> TASK DIRECTIONS
Write the records as a JSON list of strings, one string per line and no blank lines, from the start of the records through the line holding "value: 1775: [960, 878, 1045, 920]", inclusive.

>> BEGIN

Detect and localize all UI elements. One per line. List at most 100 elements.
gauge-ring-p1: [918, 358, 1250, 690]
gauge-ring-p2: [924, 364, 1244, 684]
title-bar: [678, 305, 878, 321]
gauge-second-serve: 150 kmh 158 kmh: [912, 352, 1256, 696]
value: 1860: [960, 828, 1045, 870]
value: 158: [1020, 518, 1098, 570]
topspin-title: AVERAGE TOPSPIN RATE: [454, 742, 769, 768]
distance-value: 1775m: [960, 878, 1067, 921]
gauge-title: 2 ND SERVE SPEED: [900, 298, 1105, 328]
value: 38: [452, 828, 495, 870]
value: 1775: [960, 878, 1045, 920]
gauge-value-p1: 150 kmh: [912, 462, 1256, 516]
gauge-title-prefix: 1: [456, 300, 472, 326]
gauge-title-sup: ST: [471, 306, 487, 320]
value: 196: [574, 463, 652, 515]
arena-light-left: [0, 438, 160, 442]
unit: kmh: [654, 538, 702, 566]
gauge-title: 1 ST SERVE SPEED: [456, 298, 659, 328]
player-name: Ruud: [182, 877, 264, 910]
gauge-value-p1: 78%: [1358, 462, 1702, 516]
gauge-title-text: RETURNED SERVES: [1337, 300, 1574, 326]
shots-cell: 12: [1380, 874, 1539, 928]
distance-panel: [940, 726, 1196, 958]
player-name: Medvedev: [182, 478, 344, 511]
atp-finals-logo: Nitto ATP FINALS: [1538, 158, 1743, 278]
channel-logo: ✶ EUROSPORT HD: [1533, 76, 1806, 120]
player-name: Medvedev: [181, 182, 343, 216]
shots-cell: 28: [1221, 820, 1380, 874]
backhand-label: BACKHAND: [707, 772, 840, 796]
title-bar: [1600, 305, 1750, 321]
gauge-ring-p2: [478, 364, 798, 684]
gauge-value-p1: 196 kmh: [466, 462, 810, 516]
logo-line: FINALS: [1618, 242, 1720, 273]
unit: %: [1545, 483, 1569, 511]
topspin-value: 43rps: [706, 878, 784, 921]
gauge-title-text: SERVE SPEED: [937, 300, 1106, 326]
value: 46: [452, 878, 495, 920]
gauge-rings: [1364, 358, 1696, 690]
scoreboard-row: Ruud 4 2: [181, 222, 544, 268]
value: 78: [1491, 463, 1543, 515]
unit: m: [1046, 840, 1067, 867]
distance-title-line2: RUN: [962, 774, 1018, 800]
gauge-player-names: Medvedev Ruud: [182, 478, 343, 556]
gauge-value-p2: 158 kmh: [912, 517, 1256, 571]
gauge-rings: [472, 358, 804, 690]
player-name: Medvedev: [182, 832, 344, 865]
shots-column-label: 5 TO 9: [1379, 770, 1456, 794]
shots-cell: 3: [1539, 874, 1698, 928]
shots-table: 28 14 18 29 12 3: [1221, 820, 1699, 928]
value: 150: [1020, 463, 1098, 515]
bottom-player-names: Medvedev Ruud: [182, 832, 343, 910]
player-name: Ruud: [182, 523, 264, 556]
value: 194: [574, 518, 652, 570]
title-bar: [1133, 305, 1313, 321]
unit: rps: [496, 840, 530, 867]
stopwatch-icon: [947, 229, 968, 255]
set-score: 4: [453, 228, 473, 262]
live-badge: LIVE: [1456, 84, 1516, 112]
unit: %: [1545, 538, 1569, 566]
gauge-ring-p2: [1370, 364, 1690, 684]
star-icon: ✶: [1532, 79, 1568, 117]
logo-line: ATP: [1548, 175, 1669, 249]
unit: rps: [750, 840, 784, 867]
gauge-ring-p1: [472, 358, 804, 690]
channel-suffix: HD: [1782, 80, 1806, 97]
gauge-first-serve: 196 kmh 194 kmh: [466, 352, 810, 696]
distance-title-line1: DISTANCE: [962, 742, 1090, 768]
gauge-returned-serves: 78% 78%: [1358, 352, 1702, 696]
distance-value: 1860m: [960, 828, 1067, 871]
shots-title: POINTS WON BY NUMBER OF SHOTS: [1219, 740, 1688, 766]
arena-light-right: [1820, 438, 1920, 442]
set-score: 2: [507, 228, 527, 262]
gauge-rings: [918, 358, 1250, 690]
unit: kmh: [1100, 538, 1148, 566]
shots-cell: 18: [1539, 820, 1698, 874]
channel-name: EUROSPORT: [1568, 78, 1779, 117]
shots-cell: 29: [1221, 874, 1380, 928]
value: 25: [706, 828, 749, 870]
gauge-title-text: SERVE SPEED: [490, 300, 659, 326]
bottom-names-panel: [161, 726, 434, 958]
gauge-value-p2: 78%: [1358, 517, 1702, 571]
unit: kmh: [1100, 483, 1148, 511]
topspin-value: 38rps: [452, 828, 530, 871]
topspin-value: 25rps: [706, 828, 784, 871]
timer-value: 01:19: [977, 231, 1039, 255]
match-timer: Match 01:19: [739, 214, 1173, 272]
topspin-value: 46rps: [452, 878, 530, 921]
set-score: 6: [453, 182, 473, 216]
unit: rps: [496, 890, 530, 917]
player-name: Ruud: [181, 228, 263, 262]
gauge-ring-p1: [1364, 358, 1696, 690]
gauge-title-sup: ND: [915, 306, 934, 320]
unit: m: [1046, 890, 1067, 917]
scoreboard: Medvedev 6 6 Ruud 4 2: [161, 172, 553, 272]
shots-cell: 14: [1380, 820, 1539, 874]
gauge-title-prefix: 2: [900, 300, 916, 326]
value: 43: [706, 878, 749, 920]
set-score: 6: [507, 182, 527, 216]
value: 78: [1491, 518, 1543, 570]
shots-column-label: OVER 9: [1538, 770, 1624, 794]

>> END

> EXERCISE SOLUTION
[
  "Detect and localize all UI elements. One per line. List at most 100 elements.",
  "gauge-ring-p1: [918, 358, 1250, 690]",
  "gauge-ring-p2: [924, 364, 1244, 684]",
  "title-bar: [678, 305, 878, 321]",
  "gauge-second-serve: 150 kmh 158 kmh: [912, 352, 1256, 696]",
  "value: 1860: [960, 828, 1045, 870]",
  "value: 158: [1020, 518, 1098, 570]",
  "topspin-title: AVERAGE TOPSPIN RATE: [454, 742, 769, 768]",
  "distance-value: 1775m: [960, 878, 1067, 921]",
  "gauge-title: 2 ND SERVE SPEED: [900, 298, 1105, 328]",
  "value: 38: [452, 828, 495, 870]",
  "value: 1775: [960, 878, 1045, 920]"
]